● **Your objective**:
Look through the records below, and copy out every line that holds the string "down".

● **Excerpted records**:
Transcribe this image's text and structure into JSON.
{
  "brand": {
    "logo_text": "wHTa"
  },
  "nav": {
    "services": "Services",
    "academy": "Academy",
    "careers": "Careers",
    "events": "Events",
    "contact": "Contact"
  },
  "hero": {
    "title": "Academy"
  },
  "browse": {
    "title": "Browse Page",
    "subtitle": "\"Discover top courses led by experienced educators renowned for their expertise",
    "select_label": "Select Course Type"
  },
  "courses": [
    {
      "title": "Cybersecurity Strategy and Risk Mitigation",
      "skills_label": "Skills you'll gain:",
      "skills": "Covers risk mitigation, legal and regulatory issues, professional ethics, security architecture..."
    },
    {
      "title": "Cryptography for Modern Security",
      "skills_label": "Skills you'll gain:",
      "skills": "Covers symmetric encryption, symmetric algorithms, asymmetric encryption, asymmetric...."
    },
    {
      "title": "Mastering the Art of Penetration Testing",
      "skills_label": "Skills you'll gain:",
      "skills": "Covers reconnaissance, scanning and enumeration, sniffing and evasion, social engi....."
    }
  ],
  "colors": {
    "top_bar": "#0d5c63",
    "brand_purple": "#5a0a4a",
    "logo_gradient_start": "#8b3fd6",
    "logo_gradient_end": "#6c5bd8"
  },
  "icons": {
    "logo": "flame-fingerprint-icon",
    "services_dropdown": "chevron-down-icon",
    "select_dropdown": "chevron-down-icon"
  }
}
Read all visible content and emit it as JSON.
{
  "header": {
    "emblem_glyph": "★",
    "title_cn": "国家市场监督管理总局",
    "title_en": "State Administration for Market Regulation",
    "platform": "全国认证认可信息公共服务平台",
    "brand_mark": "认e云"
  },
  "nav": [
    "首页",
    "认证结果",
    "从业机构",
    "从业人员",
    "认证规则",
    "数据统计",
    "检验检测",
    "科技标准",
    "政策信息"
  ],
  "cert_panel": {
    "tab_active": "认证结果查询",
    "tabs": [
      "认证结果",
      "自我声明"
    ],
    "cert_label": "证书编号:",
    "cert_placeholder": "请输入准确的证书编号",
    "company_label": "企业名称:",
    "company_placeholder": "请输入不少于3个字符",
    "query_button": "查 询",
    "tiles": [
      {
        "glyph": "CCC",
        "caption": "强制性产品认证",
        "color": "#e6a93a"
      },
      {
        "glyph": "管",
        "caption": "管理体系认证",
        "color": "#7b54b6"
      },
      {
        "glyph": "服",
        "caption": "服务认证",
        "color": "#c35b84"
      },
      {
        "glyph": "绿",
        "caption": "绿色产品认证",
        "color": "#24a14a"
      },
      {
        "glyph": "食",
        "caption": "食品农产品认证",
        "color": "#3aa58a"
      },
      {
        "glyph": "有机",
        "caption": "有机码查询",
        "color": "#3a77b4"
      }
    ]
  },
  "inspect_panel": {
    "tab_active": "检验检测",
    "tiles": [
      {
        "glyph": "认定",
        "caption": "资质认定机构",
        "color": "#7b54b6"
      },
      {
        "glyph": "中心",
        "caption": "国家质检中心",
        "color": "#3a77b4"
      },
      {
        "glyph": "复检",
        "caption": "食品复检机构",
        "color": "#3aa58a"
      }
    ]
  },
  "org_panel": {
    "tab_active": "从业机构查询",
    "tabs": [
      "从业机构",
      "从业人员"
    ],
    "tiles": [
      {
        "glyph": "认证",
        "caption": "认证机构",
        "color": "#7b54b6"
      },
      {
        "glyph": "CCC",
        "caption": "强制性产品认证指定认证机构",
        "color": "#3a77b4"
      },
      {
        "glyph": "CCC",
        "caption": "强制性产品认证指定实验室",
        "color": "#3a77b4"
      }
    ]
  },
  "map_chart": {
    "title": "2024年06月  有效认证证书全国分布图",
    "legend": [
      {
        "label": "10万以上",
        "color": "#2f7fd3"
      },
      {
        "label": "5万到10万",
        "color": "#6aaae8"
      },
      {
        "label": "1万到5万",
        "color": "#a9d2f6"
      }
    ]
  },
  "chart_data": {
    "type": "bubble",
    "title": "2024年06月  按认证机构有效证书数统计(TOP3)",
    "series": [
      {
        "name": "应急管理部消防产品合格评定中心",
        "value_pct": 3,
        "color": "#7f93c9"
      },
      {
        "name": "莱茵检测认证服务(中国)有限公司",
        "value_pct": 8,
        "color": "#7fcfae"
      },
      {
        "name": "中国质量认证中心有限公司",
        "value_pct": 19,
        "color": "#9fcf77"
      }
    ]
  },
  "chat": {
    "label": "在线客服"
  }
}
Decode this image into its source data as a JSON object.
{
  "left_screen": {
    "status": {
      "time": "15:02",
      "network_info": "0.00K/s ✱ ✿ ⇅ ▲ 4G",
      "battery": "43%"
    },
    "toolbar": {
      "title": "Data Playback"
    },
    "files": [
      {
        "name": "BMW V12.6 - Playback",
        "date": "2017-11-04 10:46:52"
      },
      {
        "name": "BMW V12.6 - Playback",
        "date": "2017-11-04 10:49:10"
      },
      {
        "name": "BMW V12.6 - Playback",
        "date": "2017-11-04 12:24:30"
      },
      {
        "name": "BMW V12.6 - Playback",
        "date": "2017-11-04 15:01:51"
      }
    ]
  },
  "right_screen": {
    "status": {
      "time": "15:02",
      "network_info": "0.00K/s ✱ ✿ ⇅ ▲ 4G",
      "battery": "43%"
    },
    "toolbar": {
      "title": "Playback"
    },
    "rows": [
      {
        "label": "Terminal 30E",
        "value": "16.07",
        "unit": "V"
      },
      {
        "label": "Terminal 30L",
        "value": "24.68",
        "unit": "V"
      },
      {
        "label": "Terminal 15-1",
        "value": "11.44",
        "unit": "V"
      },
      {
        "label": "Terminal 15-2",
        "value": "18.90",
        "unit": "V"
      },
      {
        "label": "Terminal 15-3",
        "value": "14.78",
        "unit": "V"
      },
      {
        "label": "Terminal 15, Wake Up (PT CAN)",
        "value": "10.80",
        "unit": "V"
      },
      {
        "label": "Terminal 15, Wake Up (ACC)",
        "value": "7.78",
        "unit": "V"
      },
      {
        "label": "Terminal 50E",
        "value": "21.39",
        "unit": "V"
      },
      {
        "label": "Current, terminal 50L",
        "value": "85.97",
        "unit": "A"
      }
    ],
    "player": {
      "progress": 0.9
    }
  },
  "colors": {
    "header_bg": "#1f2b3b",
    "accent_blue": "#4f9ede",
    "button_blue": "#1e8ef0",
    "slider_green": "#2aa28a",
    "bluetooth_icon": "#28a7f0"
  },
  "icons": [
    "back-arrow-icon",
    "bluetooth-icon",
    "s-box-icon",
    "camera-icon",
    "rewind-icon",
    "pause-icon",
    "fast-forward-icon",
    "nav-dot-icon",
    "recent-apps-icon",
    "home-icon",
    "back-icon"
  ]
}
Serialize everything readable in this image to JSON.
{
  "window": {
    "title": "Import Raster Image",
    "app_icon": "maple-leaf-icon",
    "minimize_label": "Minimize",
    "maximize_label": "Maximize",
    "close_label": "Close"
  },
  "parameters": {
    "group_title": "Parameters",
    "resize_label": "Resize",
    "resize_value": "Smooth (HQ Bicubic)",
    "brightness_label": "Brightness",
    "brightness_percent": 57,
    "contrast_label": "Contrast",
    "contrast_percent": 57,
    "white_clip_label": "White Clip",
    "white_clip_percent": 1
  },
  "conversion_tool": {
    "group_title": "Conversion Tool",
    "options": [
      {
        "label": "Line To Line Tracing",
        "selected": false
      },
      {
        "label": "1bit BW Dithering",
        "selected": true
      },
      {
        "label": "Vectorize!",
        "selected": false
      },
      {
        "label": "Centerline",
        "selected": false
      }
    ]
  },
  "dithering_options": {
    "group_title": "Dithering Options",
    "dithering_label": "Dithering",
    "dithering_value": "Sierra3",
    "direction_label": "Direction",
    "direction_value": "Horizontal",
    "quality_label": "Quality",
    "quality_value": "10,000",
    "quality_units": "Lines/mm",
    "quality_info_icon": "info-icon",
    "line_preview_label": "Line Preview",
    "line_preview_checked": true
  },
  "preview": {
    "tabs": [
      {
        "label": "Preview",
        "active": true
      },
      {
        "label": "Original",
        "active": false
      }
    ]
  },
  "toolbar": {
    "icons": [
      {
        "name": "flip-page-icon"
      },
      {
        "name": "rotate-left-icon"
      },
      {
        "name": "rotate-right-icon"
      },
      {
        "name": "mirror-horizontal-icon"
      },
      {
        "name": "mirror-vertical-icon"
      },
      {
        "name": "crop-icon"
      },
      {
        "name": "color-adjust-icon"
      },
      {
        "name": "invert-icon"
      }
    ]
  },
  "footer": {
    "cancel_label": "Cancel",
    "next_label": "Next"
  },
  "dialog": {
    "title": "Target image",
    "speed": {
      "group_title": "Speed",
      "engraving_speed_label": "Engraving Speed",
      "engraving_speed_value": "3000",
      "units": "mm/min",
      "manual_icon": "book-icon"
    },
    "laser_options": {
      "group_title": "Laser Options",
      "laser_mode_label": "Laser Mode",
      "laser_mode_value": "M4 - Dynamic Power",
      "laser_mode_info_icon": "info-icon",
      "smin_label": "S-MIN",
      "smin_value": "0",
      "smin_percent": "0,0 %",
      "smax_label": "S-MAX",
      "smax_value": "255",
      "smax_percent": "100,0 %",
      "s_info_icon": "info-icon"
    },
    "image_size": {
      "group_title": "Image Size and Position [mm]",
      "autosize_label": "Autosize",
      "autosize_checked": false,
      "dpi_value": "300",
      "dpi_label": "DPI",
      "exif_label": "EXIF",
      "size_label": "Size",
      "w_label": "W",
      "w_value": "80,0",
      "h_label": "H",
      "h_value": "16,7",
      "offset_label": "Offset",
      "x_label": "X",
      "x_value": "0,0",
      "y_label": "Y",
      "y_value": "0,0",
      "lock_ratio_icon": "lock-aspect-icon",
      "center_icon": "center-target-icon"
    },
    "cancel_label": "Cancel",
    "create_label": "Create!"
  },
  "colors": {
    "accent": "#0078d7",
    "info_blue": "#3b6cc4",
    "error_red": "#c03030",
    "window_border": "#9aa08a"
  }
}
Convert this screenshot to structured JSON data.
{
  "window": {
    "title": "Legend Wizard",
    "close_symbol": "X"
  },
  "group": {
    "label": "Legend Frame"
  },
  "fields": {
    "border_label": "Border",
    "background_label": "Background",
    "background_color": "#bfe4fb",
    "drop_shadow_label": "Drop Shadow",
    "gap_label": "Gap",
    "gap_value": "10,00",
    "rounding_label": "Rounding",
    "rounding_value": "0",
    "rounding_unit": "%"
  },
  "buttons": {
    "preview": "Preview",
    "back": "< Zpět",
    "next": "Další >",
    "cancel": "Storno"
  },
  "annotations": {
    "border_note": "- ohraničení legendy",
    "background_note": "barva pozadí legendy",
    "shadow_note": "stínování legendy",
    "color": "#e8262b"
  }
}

● **Solution for this problem**:
    "services_dropdown": "chevron-down-icon",
    "select_dropdown": "chevron-down-icon"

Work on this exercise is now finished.